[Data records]
==========
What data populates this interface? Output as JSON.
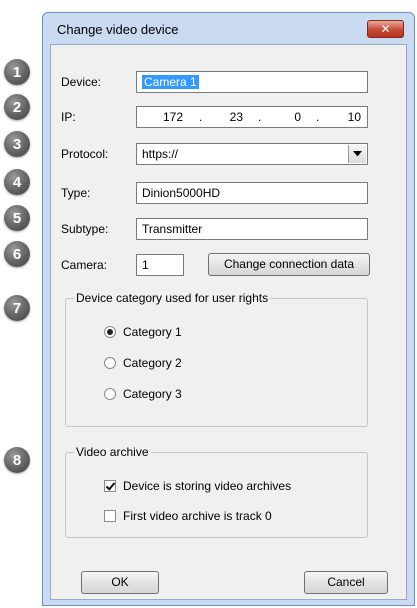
{
  "badges": [
    "1",
    "2",
    "3",
    "4",
    "5",
    "6",
    "7",
    "8"
  ],
  "window": {
    "title": "Change video device",
    "close_glyph": "✕"
  },
  "form": {
    "device_label": "Device:",
    "device_value": "Camera 1",
    "ip_label": "IP:",
    "ip_octets": [
      "172",
      "23",
      "0",
      "10"
    ],
    "ip_separator": ".",
    "protocol_label": "Protocol:",
    "protocol_value": "https://",
    "type_label": "Type:",
    "type_value": "Dinion5000HD",
    "subtype_label": "Subtype:",
    "subtype_value": "Transmitter",
    "camera_label": "Camera:",
    "camera_value": "1",
    "change_connection_label": "Change connection data"
  },
  "category_group": {
    "legend": "Device category used for user rights",
    "options": [
      "Category 1",
      "Category 2",
      "Category 3"
    ],
    "selected_index": 0
  },
  "archive_group": {
    "legend": "Video archive",
    "checks": [
      {
        "label": "Device is storing video archives",
        "checked": true
      },
      {
        "label": "First video archive is track 0",
        "checked": false
      }
    ]
  },
  "buttons": {
    "ok": "OK",
    "cancel": "Cancel"
  },
  "icons": {
    "close": "close-icon",
    "dropdown": "chevron-down-icon"
  },
  "colors": {
    "selection": "#3399ff",
    "close_button": "#c84a35",
    "badge": "#5a5a5a"
  }
}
==========
**What you should do**: Write out the records above once more, word for word, with no pictures.

**The result**:
What data populates this interface? Output as JSON.
{
  "badges": [
    "1",
    "2",
    "3",
    "4",
    "5",
    "6",
    "7",
    "8"
  ],
  "window": {
    "title": "Change video device",
    "close_glyph": "✕"
  },
  "form": {
    "device_label": "Device:",
    "device_value": "Camera 1",
    "ip_label": "IP:",
    "ip_octets": [
      "172",
      "23",
      "0",
      "10"
    ],
    "ip_separator": ".",
    "protocol_label": "Protocol:",
    "protocol_value": "https://",
    "type_label": "Type:",
    "type_value": "Dinion5000HD",
    "subtype_label": "Subtype:",
    "subtype_value": "Transmitter",
    "camera_label": "Camera:",
    "camera_value": "1",
    "change_connection_label": "Change connection data"
  },
  "category_group": {
    "legend": "Device category used for user rights",
    "options": [
      "Category 1",
      "Category 2",
      "Category 3"
    ],
    "selected_index": 0
  },
  "archive_group": {
    "legend": "Video archive",
    "checks": [
      {
        "label": "Device is storing video archives",
        "checked": true
      },
      {
        "label": "First video archive is track 0",
        "checked": false
      }
    ]
  },
  "buttons": {
    "ok": "OK",
    "cancel": "Cancel"
  },
  "icons": {
    "close": "close-icon",
    "dropdown": "chevron-down-icon"
  },
  "colors": {
    "selection": "#3399ff",
    "close_button": "#c84a35",
    "badge": "#5a5a5a"
  }
}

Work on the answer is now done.